_TASK TO COMPLETE_
Drop the pictures from the entries below, then reproduce the rest exactly.

_STORED RECORDS_

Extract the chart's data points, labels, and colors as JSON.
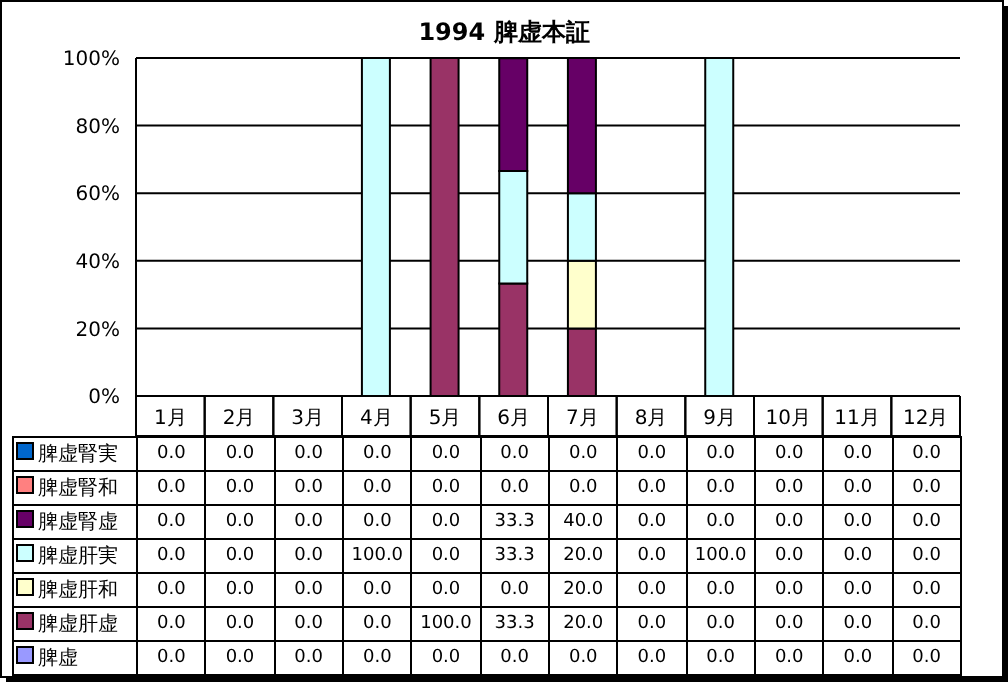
{
  "chart_data": {
    "type": "bar",
    "title": "1994 脾虚本証",
    "stacked": true,
    "grid": "y",
    "legend": "bottom",
    "categories": [
      "1月",
      "2月",
      "3月",
      "4月",
      "5月",
      "6月",
      "7月",
      "8月",
      "9月",
      "10月",
      "11月",
      "12月"
    ],
    "ylim": [
      0,
      100
    ],
    "yticks": [
      {
        "value": 0,
        "label": "0%"
      },
      {
        "value": 20,
        "label": "20%"
      },
      {
        "value": 40,
        "label": "40%"
      },
      {
        "value": 60,
        "label": "60%"
      },
      {
        "value": 80,
        "label": "80%"
      },
      {
        "value": 100,
        "label": "100%"
      }
    ],
    "series": [
      {
        "name": "脾虚",
        "color": "#9999ff",
        "values": [
          0,
          0,
          0,
          0,
          0,
          0,
          0,
          0,
          0,
          0,
          0,
          0
        ],
        "value_labels": [
          "0.0",
          "0.0",
          "0.0",
          "0.0",
          "0.0",
          "0.0",
          "0.0",
          "0.0",
          "0.0",
          "0.0",
          "0.0",
          "0.0"
        ]
      },
      {
        "name": "脾虚肝虚",
        "color": "#993366",
        "values": [
          0,
          0,
          0,
          0,
          100,
          33.3,
          20,
          0,
          0,
          0,
          0,
          0
        ],
        "value_labels": [
          "0.0",
          "0.0",
          "0.0",
          "0.0",
          "100.0",
          "33.3",
          "20.0",
          "0.0",
          "0.0",
          "0.0",
          "0.0",
          "0.0"
        ]
      },
      {
        "name": "脾虚肝和",
        "color": "#ffffcc",
        "values": [
          0,
          0,
          0,
          0,
          0,
          0,
          20,
          0,
          0,
          0,
          0,
          0
        ],
        "value_labels": [
          "0.0",
          "0.0",
          "0.0",
          "0.0",
          "0.0",
          "0.0",
          "20.0",
          "0.0",
          "0.0",
          "0.0",
          "0.0",
          "0.0"
        ]
      },
      {
        "name": "脾虚肝実",
        "color": "#ccffff",
        "values": [
          0,
          0,
          0,
          100,
          0,
          33.3,
          20,
          0,
          100,
          0,
          0,
          0
        ],
        "value_labels": [
          "0.0",
          "0.0",
          "0.0",
          "100.0",
          "0.0",
          "33.3",
          "20.0",
          "0.0",
          "100.0",
          "0.0",
          "0.0",
          "0.0"
        ]
      },
      {
        "name": "脾虚腎虚",
        "color": "#660066",
        "values": [
          0,
          0,
          0,
          0,
          0,
          33.3,
          40,
          0,
          0,
          0,
          0,
          0
        ],
        "value_labels": [
          "0.0",
          "0.0",
          "0.0",
          "0.0",
          "0.0",
          "33.3",
          "40.0",
          "0.0",
          "0.0",
          "0.0",
          "0.0",
          "0.0"
        ]
      },
      {
        "name": "脾虚腎和",
        "color": "#ff8080",
        "values": [
          0,
          0,
          0,
          0,
          0,
          0,
          0,
          0,
          0,
          0,
          0,
          0
        ],
        "value_labels": [
          "0.0",
          "0.0",
          "0.0",
          "0.0",
          "0.0",
          "0.0",
          "0.0",
          "0.0",
          "0.0",
          "0.0",
          "0.0",
          "0.0"
        ]
      },
      {
        "name": "脾虚腎実",
        "color": "#0066cc",
        "values": [
          0,
          0,
          0,
          0,
          0,
          0,
          0,
          0,
          0,
          0,
          0,
          0
        ],
        "value_labels": [
          "0.0",
          "0.0",
          "0.0",
          "0.0",
          "0.0",
          "0.0",
          "0.0",
          "0.0",
          "0.0",
          "0.0",
          "0.0",
          "0.0"
        ]
      }
    ]
  }
}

_SOLVED EXERCISE_
Extract the chart's data points, labels, and colors as JSON.
{
  "chart_data": {
    "type": "bar",
    "title": "1994 脾虚本証",
    "stacked": true,
    "grid": "y",
    "legend": "bottom",
    "categories": [
      "1月",
      "2月",
      "3月",
      "4月",
      "5月",
      "6月",
      "7月",
      "8月",
      "9月",
      "10月",
      "11月",
      "12月"
    ],
    "ylim": [
      0,
      100
    ],
    "yticks": [
      {
        "value": 0,
        "label": "0%"
      },
      {
        "value": 20,
        "label": "20%"
      },
      {
        "value": 40,
        "label": "40%"
      },
      {
        "value": 60,
        "label": "60%"
      },
      {
        "value": 80,
        "label": "80%"
      },
      {
        "value": 100,
        "label": "100%"
      }
    ],
    "series": [
      {
        "name": "脾虚",
        "color": "#9999ff",
        "values": [
          0,
          0,
          0,
          0,
          0,
          0,
          0,
          0,
          0,
          0,
          0,
          0
        ],
        "value_labels": [
          "0.0",
          "0.0",
          "0.0",
          "0.0",
          "0.0",
          "0.0",
          "0.0",
          "0.0",
          "0.0",
          "0.0",
          "0.0",
          "0.0"
        ]
      },
      {
        "name": "脾虚肝虚",
        "color": "#993366",
        "values": [
          0,
          0,
          0,
          0,
          100,
          33.3,
          20,
          0,
          0,
          0,
          0,
          0
        ],
        "value_labels": [
          "0.0",
          "0.0",
          "0.0",
          "0.0",
          "100.0",
          "33.3",
          "20.0",
          "0.0",
          "0.0",
          "0.0",
          "0.0",
          "0.0"
        ]
      },
      {
        "name": "脾虚肝和",
        "color": "#ffffcc",
        "values": [
          0,
          0,
          0,
          0,
          0,
          0,
          20,
          0,
          0,
          0,
          0,
          0
        ],
        "value_labels": [
          "0.0",
          "0.0",
          "0.0",
          "0.0",
          "0.0",
          "0.0",
          "20.0",
          "0.0",
          "0.0",
          "0.0",
          "0.0",
          "0.0"
        ]
      },
      {
        "name": "脾虚肝実",
        "color": "#ccffff",
        "values": [
          0,
          0,
          0,
          100,
          0,
          33.3,
          20,
          0,
          100,
          0,
          0,
          0
        ],
        "value_labels": [
          "0.0",
          "0.0",
          "0.0",
          "100.0",
          "0.0",
          "33.3",
          "20.0",
          "0.0",
          "100.0",
          "0.0",
          "0.0",
          "0.0"
        ]
      },
      {
        "name": "脾虚腎虚",
        "color": "#660066",
        "values": [
          0,
          0,
          0,
          0,
          0,
          33.3,
          40,
          0,
          0,
          0,
          0,
          0
        ],
        "value_labels": [
          "0.0",
          "0.0",
          "0.0",
          "0.0",
          "0.0",
          "33.3",
          "40.0",
          "0.0",
          "0.0",
          "0.0",
          "0.0",
          "0.0"
        ]
      },
      {
        "name": "脾虚腎和",
        "color": "#ff8080",
        "values": [
          0,
          0,
          0,
          0,
          0,
          0,
          0,
          0,
          0,
          0,
          0,
          0
        ],
        "value_labels": [
          "0.0",
          "0.0",
          "0.0",
          "0.0",
          "0.0",
          "0.0",
          "0.0",
          "0.0",
          "0.0",
          "0.0",
          "0.0",
          "0.0"
        ]
      },
      {
        "name": "脾虚腎実",
        "color": "#0066cc",
        "values": [
          0,
          0,
          0,
          0,
          0,
          0,
          0,
          0,
          0,
          0,
          0,
          0
        ],
        "value_labels": [
          "0.0",
          "0.0",
          "0.0",
          "0.0",
          "0.0",
          "0.0",
          "0.0",
          "0.0",
          "0.0",
          "0.0",
          "0.0",
          "0.0"
        ]
      }
    ]
  }
}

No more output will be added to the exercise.